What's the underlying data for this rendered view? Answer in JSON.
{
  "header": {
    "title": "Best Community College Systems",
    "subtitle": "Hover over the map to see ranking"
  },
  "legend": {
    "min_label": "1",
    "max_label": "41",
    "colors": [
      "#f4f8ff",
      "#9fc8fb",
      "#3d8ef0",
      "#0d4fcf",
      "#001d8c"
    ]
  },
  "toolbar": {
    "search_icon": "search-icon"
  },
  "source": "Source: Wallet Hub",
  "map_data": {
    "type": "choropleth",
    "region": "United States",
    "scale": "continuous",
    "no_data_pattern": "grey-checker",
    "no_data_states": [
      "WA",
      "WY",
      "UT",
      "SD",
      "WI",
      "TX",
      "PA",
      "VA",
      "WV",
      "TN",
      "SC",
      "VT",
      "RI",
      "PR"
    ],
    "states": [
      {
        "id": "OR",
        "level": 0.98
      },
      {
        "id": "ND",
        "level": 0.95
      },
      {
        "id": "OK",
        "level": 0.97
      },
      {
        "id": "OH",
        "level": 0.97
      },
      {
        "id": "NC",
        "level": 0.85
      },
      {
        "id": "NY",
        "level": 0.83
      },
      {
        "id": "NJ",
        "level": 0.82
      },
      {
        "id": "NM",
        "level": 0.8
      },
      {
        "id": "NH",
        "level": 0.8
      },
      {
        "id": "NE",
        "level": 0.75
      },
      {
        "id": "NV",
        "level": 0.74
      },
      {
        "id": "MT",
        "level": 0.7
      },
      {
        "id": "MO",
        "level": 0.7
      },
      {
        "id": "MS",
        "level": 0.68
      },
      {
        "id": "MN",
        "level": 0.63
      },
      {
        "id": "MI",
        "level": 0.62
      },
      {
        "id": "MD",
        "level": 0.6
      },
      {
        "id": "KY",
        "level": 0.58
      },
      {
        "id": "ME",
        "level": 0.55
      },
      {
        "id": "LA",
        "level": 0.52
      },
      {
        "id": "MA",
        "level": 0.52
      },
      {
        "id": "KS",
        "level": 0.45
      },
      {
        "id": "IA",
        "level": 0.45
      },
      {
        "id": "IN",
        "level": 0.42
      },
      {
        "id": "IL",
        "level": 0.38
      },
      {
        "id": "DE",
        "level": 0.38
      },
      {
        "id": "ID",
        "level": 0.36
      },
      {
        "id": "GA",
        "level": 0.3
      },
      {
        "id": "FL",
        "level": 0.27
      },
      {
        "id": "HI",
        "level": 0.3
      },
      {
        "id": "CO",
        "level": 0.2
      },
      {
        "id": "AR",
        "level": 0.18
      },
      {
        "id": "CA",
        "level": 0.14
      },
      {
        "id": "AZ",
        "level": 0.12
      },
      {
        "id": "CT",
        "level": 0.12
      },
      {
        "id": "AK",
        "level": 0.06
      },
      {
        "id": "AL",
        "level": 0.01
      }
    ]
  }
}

++++++++++

The exercise: Extract the complete data, matching each line exactly.

Result of this exercise:
What's the underlying data for this rendered view? Answer in JSON.
{
  "header": {
    "title": "Best Community College Systems",
    "subtitle": "Hover over the map to see ranking"
  },
  "legend": {
    "min_label": "1",
    "max_label": "41",
    "colors": [
      "#f4f8ff",
      "#9fc8fb",
      "#3d8ef0",
      "#0d4fcf",
      "#001d8c"
    ]
  },
  "toolbar": {
    "search_icon": "search-icon"
  },
  "source": "Source: Wallet Hub",
  "map_data": {
    "type": "choropleth",
    "region": "United States",
    "scale": "continuous",
    "no_data_pattern": "grey-checker",
    "no_data_states": [
      "WA",
      "WY",
      "UT",
      "SD",
      "WI",
      "TX",
      "PA",
      "VA",
      "WV",
      "TN",
      "SC",
      "VT",
      "RI",
      "PR"
    ],
    "states": [
      {
        "id": "OR",
        "level": 0.98
      },
      {
        "id": "ND",
        "level": 0.95
      },
      {
        "id": "OK",
        "level": 0.97
      },
      {
        "id": "OH",
        "level": 0.97
      },
      {
        "id": "NC",
        "level": 0.85
      },
      {
        "id": "NY",
        "level": 0.83
      },
      {
        "id": "NJ",
        "level": 0.82
      },
      {
        "id": "NM",
        "level": 0.8
      },
      {
        "id": "NH",
        "level": 0.8
      },
      {
        "id": "NE",
        "level": 0.75
      },
      {
        "id": "NV",
        "level": 0.74
      },
      {
        "id": "MT",
        "level": 0.7
      },
      {
        "id": "MO",
        "level": 0.7
      },
      {
        "id": "MS",
        "level": 0.68
      },
      {
        "id": "MN",
        "level": 0.63
      },
      {
        "id": "MI",
        "level": 0.62
      },
      {
        "id": "MD",
        "level": 0.6
      },
      {
        "id": "KY",
        "level": 0.58
      },
      {
        "id": "ME",
        "level": 0.55
      },
      {
        "id": "LA",
        "level": 0.52
      },
      {
        "id": "MA",
        "level": 0.52
      },
      {
        "id": "KS",
        "level": 0.45
      },
      {
        "id": "IA",
        "level": 0.45
      },
      {
        "id": "IN",
        "level": 0.42
      },
      {
        "id": "IL",
        "level": 0.38
      },
      {
        "id": "DE",
        "level": 0.38
      },
      {
        "id": "ID",
        "level": 0.36
      },
      {
        "id": "GA",
        "level": 0.3
      },
      {
        "id": "FL",
        "level": 0.27
      },
      {
        "id": "HI",
        "level": 0.3
      },
      {
        "id": "CO",
        "level": 0.2
      },
      {
        "id": "AR",
        "level": 0.18
      },
      {
        "id": "CA",
        "level": 0.14
      },
      {
        "id": "AZ",
        "level": 0.12
      },
      {
        "id": "CT",
        "level": 0.12
      },
      {
        "id": "AK",
        "level": 0.06
      },
      {
        "id": "AL",
        "level": 0.01
      }
    ]
  }
}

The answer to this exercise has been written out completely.